What to produce
Please count the lines below that contain the word "como", and reply with that number alone.

Records excerpted from a collection:
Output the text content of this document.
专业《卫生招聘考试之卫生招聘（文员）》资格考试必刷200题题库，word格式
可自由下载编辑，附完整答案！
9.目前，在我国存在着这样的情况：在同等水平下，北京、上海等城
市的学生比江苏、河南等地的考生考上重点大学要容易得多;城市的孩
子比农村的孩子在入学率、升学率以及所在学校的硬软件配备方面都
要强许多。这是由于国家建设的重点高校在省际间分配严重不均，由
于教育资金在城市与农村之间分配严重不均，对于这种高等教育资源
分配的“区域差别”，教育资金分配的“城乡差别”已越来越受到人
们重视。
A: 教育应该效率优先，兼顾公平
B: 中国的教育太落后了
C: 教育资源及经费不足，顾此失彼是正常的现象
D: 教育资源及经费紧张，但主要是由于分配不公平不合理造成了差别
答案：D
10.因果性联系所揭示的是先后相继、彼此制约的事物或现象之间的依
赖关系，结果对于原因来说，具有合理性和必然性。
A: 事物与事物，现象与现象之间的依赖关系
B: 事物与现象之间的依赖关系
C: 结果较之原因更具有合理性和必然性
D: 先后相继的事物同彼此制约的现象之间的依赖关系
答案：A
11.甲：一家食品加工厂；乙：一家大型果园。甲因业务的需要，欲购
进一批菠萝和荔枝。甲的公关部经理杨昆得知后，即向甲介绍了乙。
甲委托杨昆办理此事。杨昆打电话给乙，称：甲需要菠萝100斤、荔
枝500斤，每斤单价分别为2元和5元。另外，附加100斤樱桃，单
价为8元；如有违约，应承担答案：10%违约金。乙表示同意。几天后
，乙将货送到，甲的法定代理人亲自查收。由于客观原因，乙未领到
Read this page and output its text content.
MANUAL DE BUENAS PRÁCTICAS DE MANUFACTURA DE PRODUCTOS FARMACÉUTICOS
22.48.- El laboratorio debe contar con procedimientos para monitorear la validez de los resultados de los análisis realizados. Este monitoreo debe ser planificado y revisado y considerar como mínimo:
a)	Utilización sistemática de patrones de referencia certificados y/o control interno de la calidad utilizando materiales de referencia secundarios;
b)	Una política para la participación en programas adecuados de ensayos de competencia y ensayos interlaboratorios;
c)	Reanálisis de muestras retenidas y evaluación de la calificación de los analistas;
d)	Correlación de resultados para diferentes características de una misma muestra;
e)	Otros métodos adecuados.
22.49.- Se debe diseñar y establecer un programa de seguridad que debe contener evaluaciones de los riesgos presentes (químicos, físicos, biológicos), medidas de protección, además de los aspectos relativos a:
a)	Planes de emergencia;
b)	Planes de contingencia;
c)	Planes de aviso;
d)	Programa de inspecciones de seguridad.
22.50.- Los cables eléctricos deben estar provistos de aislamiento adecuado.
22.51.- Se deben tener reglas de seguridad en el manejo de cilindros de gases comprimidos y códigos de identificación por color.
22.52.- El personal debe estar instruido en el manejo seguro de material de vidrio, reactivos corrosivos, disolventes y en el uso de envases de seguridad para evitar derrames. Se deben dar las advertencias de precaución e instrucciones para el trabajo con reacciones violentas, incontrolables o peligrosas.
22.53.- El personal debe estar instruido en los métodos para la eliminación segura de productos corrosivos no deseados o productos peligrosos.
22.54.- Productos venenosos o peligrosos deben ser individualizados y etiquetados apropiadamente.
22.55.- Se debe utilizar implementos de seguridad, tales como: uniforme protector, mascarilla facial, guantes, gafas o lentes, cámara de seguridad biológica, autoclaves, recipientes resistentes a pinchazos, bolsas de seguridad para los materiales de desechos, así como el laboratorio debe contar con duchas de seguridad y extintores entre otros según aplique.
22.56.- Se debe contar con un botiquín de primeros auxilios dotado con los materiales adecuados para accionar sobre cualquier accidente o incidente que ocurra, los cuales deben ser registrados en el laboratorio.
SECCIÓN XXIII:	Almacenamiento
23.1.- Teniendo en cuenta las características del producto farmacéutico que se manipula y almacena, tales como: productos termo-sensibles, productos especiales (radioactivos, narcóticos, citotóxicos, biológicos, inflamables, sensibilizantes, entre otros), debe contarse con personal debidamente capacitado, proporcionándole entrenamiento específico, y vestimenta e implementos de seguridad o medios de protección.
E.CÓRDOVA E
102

Answer to the task
3